▶ [YOUR INSTRUCTIONS]: Return all of the entries word for word, but omit the pictures they contain.
══════════
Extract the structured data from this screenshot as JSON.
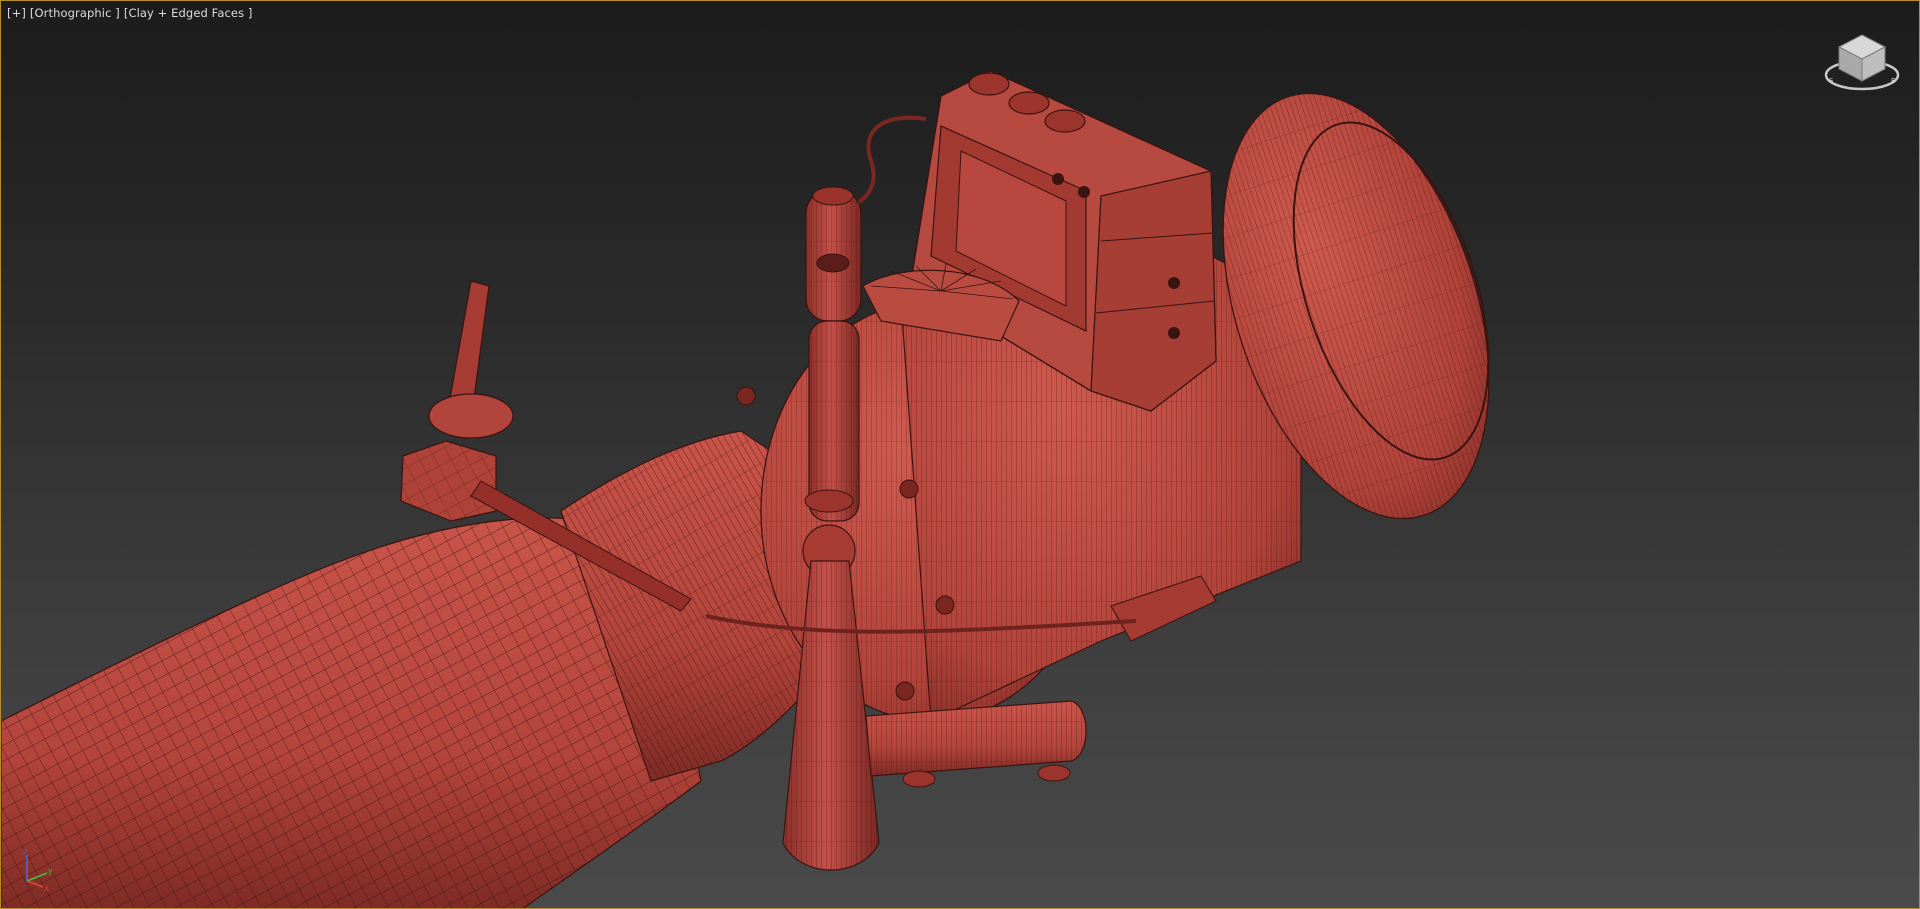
{
  "viewport": {
    "labels": [
      "[+]",
      "[Orthographic ]",
      "[Clay + Edged Faces ]"
    ],
    "border_color": "#b58e2a",
    "background_top": "#1c1c1c",
    "background_bottom": "#4a4a4a",
    "active": true
  },
  "model": {
    "material_color": "#b8453d",
    "wire_color": "#3a1411",
    "shading_mode": "Clay + Edged Faces"
  },
  "viewcube": {
    "icon": "viewcube-icon"
  },
  "axis_tripod": {
    "icon": "axis-tripod-icon",
    "axes": [
      "z",
      "y",
      "x"
    ],
    "colors": {
      "x": "#d84a3a",
      "y": "#3ec23e",
      "z": "#4a6ed8"
    }
  }
}
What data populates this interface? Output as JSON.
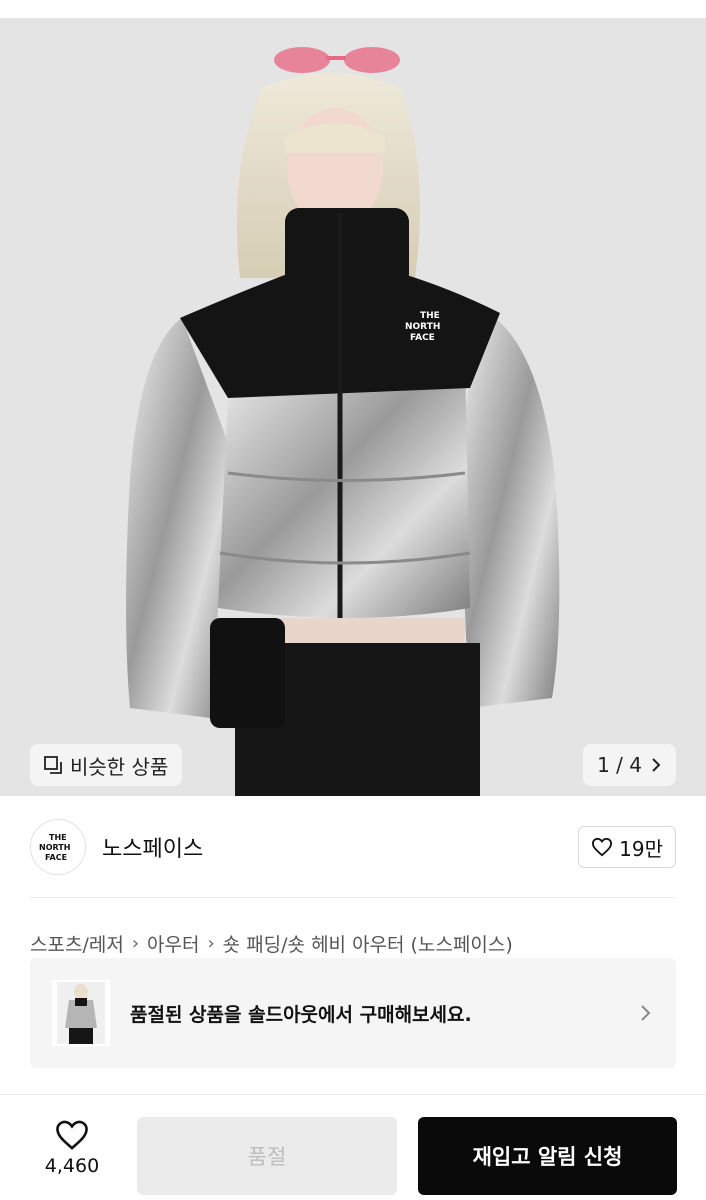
{
  "gallery": {
    "similar_label": "비슷한 상품",
    "pager_text": "1 / 4",
    "logo_text_line1": "THE",
    "logo_text_line2": "NORTH",
    "logo_text_line3": "FACE"
  },
  "brand": {
    "name": "노스페이스",
    "logo_line1": "THE",
    "logo_line2": "NORTH",
    "logo_line3": "FACE",
    "like_count": "19만"
  },
  "breadcrumb": [
    "스포츠/레저",
    "아우터",
    "숏 패딩/숏 헤비 아우터 (노스페이스)"
  ],
  "banner": {
    "text": "품절된 상품을 솔드아웃에서 구매해보세요."
  },
  "bottom_bar": {
    "wish_count": "4,460",
    "soldout_label": "품절",
    "restock_label": "재입고 알림 신청"
  },
  "icons": [
    "similar-icon",
    "chevron-right-icon",
    "heart-icon"
  ],
  "colors": {
    "primary_button": "#0a0a0a",
    "disabled_button": "#ebebeb"
  }
}
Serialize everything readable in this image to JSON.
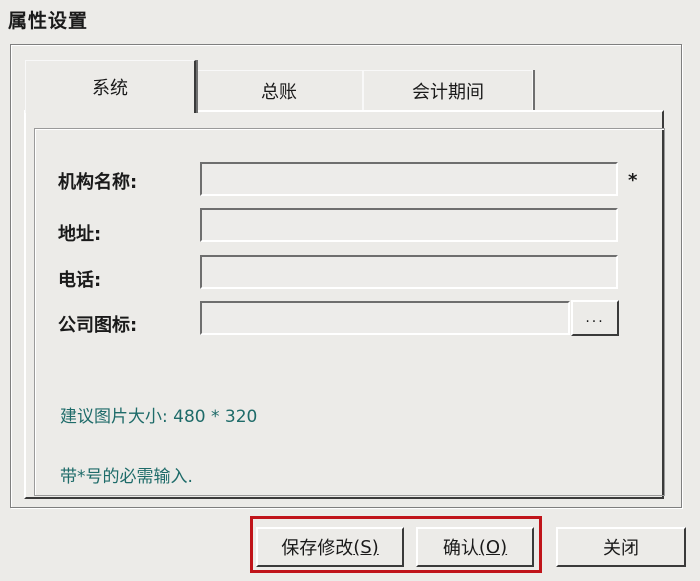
{
  "window": {
    "title": "属性设置"
  },
  "tabs": [
    {
      "label": "系统",
      "active": true
    },
    {
      "label": "总账",
      "active": false
    },
    {
      "label": "会计期间",
      "active": false
    }
  ],
  "form": {
    "org_name": {
      "label": "机构名称:",
      "value": "",
      "required_mark": "*"
    },
    "address": {
      "label": "地址:",
      "value": ""
    },
    "phone": {
      "label": "电话:",
      "value": ""
    },
    "logo": {
      "label": "公司图标:",
      "value": "",
      "browse_label": "..."
    }
  },
  "hints": {
    "image_size": "建议图片大小: 480 * 320",
    "required_note": "带*号的必需输入."
  },
  "buttons": {
    "save": {
      "label": "保存修改",
      "key": "(S)"
    },
    "confirm": {
      "label": "确认",
      "key": "(O)"
    },
    "close": {
      "label": "关闭"
    }
  },
  "colors": {
    "window_bg": "#ecebe8",
    "hint_text": "#1e6b69",
    "highlight_border": "#c0141a"
  }
}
══════════
▶ [WRITTEN SOLUTION]:
Extract the structured data from this screenshot as JSON.
{
  "viewport": {
    "labels": [
      "[+]",
      "[Orthographic ]",
      "[Clay + Edged Faces ]"
    ],
    "border_color": "#b58e2a",
    "background_top": "#1c1c1c",
    "background_bottom": "#4a4a4a",
    "active": true
  },
  "model": {
    "material_color": "#b8453d",
    "wire_color": "#3a1411",
    "shading_mode": "Clay + Edged Faces"
  },
  "viewcube": {
    "icon": "viewcube-icon"
  },
  "axis_tripod": {
    "icon": "axis-tripod-icon",
    "axes": [
      "z",
      "y",
      "x"
    ],
    "colors": {
      "x": "#d84a3a",
      "y": "#3ec23e",
      "z": "#4a6ed8"
    }
  }
}
What data populates this interface? Output as JSON.
{
  "gallery": {
    "similar_label": "비슷한 상품",
    "pager_text": "1 / 4",
    "logo_text_line1": "THE",
    "logo_text_line2": "NORTH",
    "logo_text_line3": "FACE"
  },
  "brand": {
    "name": "노스페이스",
    "logo_line1": "THE",
    "logo_line2": "NORTH",
    "logo_line3": "FACE",
    "like_count": "19만"
  },
  "breadcrumb": [
    "스포츠/레저",
    "아우터",
    "숏 패딩/숏 헤비 아우터 (노스페이스)"
  ],
  "banner": {
    "text": "품절된 상품을 솔드아웃에서 구매해보세요."
  },
  "bottom_bar": {
    "wish_count": "4,460",
    "soldout_label": "품절",
    "restock_label": "재입고 알림 신청"
  },
  "icons": [
    "similar-icon",
    "chevron-right-icon",
    "heart-icon"
  ],
  "colors": {
    "primary_button": "#0a0a0a",
    "disabled_button": "#ebebeb"
  }
}
Serialize everything readable in this image to JSON.
{
  "window": {
    "title": "属性设置"
  },
  "tabs": [
    {
      "label": "系统",
      "active": true
    },
    {
      "label": "总账",
      "active": false
    },
    {
      "label": "会计期间",
      "active": false
    }
  ],
  "form": {
    "org_name": {
      "label": "机构名称:",
      "value": "",
      "required_mark": "*"
    },
    "address": {
      "label": "地址:",
      "value": ""
    },
    "phone": {
      "label": "电话:",
      "value": ""
    },
    "logo": {
      "label": "公司图标:",
      "value": "",
      "browse_label": "..."
    }
  },
  "hints": {
    "image_size": "建议图片大小: 480 * 320",
    "required_note": "带*号的必需输入."
  },
  "buttons": {
    "save": {
      "label": "保存修改",
      "key": "(S)"
    },
    "confirm": {
      "label": "确认",
      "key": "(O)"
    },
    "close": {
      "label": "关闭"
    }
  },
  "colors": {
    "window_bg": "#ecebe8",
    "hint_text": "#1e6b69",
    "highlight_border": "#c0141a"
  }
}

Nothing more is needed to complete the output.